● WRITTEN EXERCISE: Gather all lines with the word "name" in them.

++++++++

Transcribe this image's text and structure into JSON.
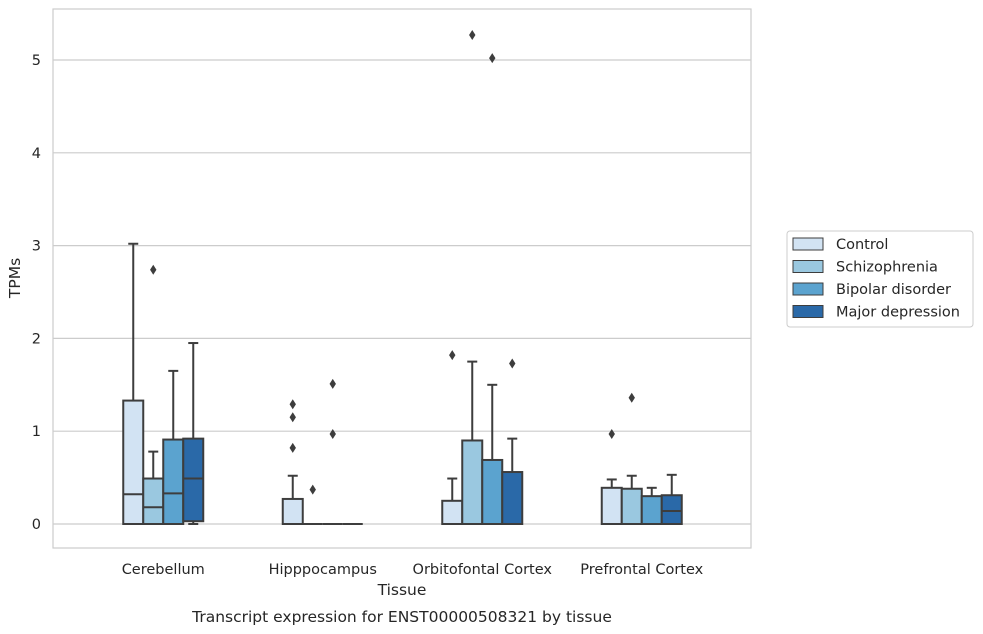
{
  "caption": "Transcript expression for ENST00000508321 by tissue",
  "chart_data": {
    "type": "box",
    "title": "",
    "xlabel": "Tissue",
    "ylabel": "TPMs",
    "categories": [
      "Cerebellum",
      "Hipppocampus",
      "Orbitofontal Cortex",
      "Prefrontal Cortex"
    ],
    "ylim": [
      -0.26,
      5.57
    ],
    "yticks": [
      0,
      1,
      2,
      3,
      4,
      5
    ],
    "grid": "horizontal",
    "legend_placement": "right",
    "series": [
      {
        "name": "Control",
        "color": "#d2e3f3",
        "boxes": [
          {
            "whislo": 0.0,
            "q1": 0.0,
            "med": 0.32,
            "q3": 1.33,
            "whishi": 3.02,
            "fliers": []
          },
          {
            "whislo": 0.0,
            "q1": 0.0,
            "med": 0.0,
            "q3": 0.27,
            "whishi": 0.52,
            "fliers": [
              0.82,
              1.15,
              1.29
            ]
          },
          {
            "whislo": 0.0,
            "q1": 0.0,
            "med": 0.0,
            "q3": 0.25,
            "whishi": 0.49,
            "fliers": [
              1.82
            ]
          },
          {
            "whislo": 0.0,
            "q1": 0.0,
            "med": 0.0,
            "q3": 0.39,
            "whishi": 0.48,
            "fliers": [
              0.97
            ]
          }
        ]
      },
      {
        "name": "Schizophrenia",
        "color": "#9ac8e0",
        "boxes": [
          {
            "whislo": 0.0,
            "q1": 0.0,
            "med": 0.18,
            "q3": 0.49,
            "whishi": 0.78,
            "fliers": [
              2.74
            ]
          },
          {
            "whislo": 0.0,
            "q1": 0.0,
            "med": 0.0,
            "q3": 0.0,
            "whishi": 0.0,
            "fliers": [
              0.37
            ]
          },
          {
            "whislo": 0.0,
            "q1": 0.0,
            "med": 0.0,
            "q3": 0.9,
            "whishi": 1.75,
            "fliers": [
              5.27
            ]
          },
          {
            "whislo": 0.0,
            "q1": 0.0,
            "med": 0.0,
            "q3": 0.38,
            "whishi": 0.52,
            "fliers": [
              1.36
            ]
          }
        ]
      },
      {
        "name": "Bipolar disorder",
        "color": "#5ba3cf",
        "boxes": [
          {
            "whislo": 0.0,
            "q1": 0.0,
            "med": 0.33,
            "q3": 0.91,
            "whishi": 1.65,
            "fliers": []
          },
          {
            "whislo": 0.0,
            "q1": 0.0,
            "med": 0.0,
            "q3": 0.0,
            "whishi": 0.0,
            "fliers": [
              0.97,
              1.51
            ]
          },
          {
            "whislo": 0.0,
            "q1": 0.0,
            "med": 0.0,
            "q3": 0.69,
            "whishi": 1.5,
            "fliers": [
              5.02
            ]
          },
          {
            "whislo": 0.0,
            "q1": 0.0,
            "med": 0.0,
            "q3": 0.3,
            "whishi": 0.39,
            "fliers": []
          }
        ]
      },
      {
        "name": "Major depression",
        "color": "#2a69a8",
        "boxes": [
          {
            "whislo": 0.0,
            "q1": 0.03,
            "med": 0.49,
            "q3": 0.92,
            "whishi": 1.95,
            "fliers": []
          },
          {
            "whislo": 0.0,
            "q1": 0.0,
            "med": 0.0,
            "q3": 0.0,
            "whishi": 0.0,
            "fliers": []
          },
          {
            "whislo": 0.0,
            "q1": 0.0,
            "med": 0.0,
            "q3": 0.56,
            "whishi": 0.92,
            "fliers": [
              1.73
            ]
          },
          {
            "whislo": 0.0,
            "q1": 0.0,
            "med": 0.14,
            "q3": 0.31,
            "whishi": 0.53,
            "fliers": []
          }
        ]
      }
    ]
  }
}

++++++++

● SOLUTION TO THIS PROBLEM:
        "name": "Control",
        "name": "Schizophrenia",
        "name": "Bipolar disorder",
        "name": "Major depression",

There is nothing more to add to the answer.